- [The input]
-- start --

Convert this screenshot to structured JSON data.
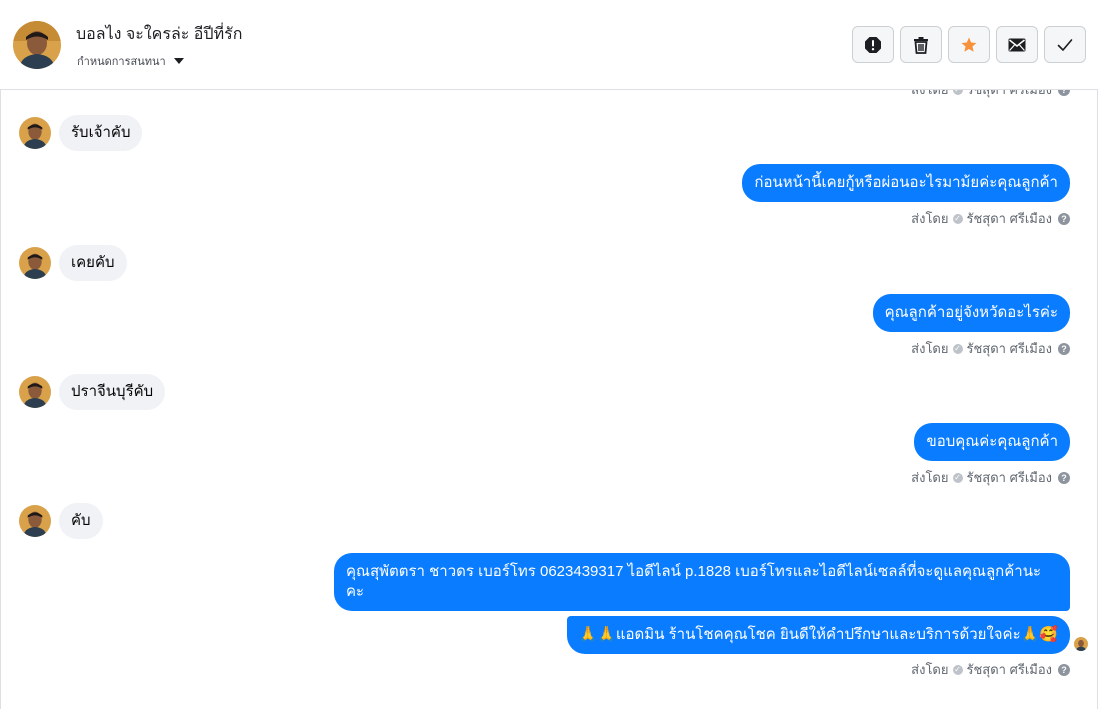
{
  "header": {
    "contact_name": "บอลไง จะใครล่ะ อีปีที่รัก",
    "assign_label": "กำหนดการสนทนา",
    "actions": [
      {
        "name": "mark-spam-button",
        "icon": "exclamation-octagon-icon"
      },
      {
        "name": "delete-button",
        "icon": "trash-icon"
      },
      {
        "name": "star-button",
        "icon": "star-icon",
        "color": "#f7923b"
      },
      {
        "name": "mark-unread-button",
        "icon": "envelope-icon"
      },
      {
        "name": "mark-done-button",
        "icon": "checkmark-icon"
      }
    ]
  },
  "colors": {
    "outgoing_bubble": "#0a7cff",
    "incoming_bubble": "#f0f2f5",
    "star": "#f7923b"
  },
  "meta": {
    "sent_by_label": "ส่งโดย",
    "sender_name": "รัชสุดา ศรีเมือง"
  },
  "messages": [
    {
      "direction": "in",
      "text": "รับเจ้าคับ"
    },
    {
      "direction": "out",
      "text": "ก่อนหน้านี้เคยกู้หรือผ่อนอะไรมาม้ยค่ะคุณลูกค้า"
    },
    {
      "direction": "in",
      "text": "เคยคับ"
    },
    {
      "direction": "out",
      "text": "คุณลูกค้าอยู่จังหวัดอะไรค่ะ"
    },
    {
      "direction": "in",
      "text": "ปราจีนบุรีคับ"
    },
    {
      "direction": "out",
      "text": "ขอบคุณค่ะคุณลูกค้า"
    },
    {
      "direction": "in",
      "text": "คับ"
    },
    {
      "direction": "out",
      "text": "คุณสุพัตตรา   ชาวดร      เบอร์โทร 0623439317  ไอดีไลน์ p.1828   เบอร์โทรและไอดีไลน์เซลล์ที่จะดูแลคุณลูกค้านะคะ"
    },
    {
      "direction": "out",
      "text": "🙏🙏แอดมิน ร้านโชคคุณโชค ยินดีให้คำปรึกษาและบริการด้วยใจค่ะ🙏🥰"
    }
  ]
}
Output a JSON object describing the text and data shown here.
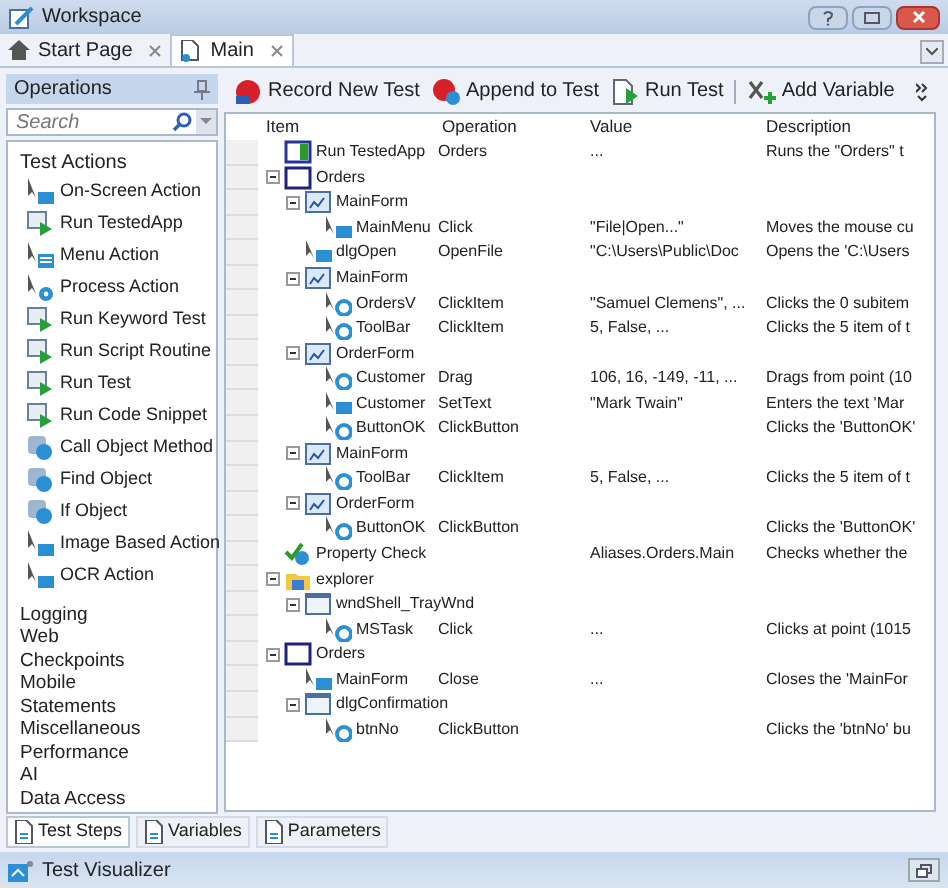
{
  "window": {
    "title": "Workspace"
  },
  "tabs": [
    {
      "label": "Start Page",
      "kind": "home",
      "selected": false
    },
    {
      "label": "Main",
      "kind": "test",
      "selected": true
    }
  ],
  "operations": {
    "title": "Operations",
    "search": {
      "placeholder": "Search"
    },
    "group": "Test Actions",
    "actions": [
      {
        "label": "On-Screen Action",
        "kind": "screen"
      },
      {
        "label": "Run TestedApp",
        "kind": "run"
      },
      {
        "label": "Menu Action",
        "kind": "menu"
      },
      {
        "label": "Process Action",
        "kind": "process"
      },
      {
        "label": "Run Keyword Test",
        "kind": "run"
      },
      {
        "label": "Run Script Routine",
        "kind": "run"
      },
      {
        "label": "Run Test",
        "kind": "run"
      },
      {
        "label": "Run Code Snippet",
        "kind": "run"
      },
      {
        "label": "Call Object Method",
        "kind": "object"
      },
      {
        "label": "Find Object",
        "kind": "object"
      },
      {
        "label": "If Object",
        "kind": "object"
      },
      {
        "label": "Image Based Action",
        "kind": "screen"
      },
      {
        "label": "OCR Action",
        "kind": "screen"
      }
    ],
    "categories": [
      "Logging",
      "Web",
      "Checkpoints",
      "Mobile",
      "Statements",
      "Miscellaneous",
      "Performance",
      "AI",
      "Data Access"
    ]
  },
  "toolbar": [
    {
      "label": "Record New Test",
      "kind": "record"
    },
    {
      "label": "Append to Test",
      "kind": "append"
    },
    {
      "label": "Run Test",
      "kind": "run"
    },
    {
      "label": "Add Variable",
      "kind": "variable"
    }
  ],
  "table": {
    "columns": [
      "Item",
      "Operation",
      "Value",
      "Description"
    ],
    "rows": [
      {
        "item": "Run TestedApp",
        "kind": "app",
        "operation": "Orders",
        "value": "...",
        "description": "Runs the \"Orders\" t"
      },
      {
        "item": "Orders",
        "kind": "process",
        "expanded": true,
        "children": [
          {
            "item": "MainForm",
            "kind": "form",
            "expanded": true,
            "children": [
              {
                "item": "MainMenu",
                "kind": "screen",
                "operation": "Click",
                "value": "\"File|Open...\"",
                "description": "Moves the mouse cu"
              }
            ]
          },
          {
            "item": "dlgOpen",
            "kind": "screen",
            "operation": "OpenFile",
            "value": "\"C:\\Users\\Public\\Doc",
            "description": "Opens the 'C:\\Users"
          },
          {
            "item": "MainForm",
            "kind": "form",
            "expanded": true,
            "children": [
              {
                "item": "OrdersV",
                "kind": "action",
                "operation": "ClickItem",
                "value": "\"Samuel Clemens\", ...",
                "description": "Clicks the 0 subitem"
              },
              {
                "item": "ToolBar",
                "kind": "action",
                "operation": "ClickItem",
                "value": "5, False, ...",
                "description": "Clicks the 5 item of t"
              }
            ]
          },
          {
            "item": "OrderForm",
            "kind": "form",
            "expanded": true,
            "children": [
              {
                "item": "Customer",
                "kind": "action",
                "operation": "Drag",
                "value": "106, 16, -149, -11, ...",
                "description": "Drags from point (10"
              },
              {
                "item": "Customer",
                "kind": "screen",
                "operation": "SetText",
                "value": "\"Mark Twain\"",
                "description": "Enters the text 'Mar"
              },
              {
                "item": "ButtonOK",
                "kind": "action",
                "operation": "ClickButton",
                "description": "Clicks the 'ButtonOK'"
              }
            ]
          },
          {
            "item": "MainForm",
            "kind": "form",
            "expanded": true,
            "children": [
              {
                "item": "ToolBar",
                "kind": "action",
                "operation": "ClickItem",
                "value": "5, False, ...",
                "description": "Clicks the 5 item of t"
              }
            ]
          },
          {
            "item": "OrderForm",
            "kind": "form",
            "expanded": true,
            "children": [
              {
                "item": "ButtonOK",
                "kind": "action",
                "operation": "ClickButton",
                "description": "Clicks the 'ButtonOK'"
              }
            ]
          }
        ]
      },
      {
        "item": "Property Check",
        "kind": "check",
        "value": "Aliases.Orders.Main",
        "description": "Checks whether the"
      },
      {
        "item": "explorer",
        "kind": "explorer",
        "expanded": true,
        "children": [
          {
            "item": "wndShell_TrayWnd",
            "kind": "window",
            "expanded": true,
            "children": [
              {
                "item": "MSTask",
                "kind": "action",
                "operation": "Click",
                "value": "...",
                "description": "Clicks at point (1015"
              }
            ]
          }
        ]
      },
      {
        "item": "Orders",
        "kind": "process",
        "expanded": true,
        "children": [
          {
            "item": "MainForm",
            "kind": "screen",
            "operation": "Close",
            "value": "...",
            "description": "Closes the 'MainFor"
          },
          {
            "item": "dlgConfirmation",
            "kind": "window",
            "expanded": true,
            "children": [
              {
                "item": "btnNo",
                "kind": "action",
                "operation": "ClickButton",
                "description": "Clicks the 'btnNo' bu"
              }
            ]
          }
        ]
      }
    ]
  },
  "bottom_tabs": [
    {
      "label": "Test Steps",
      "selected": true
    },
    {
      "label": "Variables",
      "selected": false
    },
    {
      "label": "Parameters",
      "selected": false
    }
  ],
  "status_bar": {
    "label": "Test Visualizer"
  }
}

-- end --

- [Your goal] Using the listing, say how many lines include the word "btnNo", and add nothing else.

- [Problem solution] 2